Find the lines holding the string "text" in the data, then copy all of them.

[START Task material]

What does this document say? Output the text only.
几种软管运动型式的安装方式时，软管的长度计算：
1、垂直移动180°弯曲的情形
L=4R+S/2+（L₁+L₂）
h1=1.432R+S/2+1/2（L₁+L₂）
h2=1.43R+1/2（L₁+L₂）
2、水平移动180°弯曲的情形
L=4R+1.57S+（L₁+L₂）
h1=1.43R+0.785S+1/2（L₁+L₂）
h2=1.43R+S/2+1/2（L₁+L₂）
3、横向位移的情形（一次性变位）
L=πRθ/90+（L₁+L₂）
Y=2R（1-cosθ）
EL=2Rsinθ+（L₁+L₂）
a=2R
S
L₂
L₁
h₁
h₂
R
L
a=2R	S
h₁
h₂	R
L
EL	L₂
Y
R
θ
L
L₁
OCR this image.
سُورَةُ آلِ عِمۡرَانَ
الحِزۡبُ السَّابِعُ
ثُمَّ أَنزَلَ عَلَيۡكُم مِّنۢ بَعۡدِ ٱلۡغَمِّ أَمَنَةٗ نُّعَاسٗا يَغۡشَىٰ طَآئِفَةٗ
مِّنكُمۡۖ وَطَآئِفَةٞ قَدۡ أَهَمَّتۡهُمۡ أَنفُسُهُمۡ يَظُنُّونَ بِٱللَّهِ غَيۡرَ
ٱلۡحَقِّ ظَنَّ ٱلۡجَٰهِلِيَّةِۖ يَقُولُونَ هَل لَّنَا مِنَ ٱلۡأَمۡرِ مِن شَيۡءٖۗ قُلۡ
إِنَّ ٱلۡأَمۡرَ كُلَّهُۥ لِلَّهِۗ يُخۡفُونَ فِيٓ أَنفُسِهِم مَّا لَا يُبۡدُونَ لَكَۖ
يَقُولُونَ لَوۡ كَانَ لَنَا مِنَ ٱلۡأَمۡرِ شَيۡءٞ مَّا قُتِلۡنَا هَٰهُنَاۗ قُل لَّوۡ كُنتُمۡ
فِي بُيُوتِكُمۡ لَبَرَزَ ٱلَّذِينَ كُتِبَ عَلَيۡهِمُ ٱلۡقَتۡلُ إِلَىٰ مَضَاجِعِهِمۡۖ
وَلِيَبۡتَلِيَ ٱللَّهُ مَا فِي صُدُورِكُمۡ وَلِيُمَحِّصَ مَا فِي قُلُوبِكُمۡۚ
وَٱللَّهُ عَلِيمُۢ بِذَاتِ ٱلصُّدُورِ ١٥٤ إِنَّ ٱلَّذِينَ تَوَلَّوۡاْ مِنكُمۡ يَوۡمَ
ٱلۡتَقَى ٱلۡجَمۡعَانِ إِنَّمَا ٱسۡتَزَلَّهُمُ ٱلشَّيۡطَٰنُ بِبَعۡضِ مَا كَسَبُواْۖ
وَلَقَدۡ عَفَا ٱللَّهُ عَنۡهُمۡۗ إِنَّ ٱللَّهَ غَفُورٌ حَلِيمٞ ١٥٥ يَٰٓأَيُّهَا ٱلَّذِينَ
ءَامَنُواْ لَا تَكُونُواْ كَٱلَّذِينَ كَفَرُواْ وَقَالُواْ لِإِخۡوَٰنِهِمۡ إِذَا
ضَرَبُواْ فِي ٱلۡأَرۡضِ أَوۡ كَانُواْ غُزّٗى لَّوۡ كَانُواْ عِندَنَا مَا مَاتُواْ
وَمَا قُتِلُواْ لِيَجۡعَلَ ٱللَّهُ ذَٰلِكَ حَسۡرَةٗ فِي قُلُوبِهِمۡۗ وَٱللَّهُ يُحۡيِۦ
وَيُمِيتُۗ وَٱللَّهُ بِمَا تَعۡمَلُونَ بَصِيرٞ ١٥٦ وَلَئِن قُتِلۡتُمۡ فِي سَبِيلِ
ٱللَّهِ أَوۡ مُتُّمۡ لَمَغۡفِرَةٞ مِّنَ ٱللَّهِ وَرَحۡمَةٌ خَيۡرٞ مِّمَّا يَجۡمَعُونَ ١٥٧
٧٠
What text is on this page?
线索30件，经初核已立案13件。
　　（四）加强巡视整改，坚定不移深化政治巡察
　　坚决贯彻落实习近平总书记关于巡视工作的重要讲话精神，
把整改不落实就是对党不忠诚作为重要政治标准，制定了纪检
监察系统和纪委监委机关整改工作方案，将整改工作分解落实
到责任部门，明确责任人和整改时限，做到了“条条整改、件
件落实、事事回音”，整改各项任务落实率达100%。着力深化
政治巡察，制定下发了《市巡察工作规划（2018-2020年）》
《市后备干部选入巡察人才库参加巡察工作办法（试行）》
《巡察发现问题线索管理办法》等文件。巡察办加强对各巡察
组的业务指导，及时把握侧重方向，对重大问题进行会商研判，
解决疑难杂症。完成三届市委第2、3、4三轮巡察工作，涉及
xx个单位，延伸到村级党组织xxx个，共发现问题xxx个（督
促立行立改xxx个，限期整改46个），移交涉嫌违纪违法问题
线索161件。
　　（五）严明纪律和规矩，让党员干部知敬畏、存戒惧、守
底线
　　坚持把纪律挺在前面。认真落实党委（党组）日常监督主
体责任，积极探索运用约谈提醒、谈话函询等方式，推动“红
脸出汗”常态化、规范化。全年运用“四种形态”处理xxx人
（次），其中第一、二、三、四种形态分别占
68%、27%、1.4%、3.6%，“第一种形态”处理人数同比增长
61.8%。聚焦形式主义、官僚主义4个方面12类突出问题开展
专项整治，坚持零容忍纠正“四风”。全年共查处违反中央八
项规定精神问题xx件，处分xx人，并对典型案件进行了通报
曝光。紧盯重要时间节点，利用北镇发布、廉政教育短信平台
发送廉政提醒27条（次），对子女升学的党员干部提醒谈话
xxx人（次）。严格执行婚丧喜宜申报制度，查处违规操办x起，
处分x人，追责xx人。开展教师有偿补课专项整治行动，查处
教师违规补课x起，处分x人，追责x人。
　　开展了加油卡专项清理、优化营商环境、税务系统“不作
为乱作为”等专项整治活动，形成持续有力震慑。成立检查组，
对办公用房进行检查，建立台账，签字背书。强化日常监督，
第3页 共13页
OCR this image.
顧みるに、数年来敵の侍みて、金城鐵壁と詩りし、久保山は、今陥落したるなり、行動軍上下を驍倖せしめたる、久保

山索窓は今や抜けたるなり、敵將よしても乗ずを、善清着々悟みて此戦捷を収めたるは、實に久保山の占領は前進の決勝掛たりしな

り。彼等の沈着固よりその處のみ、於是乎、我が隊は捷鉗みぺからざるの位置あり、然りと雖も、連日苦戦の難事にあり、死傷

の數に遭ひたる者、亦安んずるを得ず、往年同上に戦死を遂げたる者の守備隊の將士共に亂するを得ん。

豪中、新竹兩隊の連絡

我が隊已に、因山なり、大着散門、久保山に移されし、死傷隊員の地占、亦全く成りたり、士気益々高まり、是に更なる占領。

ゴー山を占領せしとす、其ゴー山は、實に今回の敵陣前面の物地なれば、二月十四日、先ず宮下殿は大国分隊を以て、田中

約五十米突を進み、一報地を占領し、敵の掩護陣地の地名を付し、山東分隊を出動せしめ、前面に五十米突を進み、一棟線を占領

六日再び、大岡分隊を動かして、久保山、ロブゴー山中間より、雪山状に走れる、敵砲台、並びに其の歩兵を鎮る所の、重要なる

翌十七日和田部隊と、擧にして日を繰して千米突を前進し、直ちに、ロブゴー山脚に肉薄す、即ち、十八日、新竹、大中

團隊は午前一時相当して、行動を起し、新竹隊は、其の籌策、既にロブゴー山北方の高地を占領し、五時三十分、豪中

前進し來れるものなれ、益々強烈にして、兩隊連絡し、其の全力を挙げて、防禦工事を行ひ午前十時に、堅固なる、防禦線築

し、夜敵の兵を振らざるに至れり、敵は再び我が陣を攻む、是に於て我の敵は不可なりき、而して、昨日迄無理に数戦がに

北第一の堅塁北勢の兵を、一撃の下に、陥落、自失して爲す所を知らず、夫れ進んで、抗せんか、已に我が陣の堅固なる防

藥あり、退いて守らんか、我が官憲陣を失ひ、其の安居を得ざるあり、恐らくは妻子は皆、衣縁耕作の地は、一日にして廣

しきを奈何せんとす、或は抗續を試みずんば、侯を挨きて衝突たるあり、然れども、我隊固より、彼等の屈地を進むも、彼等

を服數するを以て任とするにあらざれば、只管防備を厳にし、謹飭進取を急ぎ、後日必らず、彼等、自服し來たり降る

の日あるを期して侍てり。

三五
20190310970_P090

[END Task material]

**Result**:
What does this document say? Output the text only.
What text is on this page?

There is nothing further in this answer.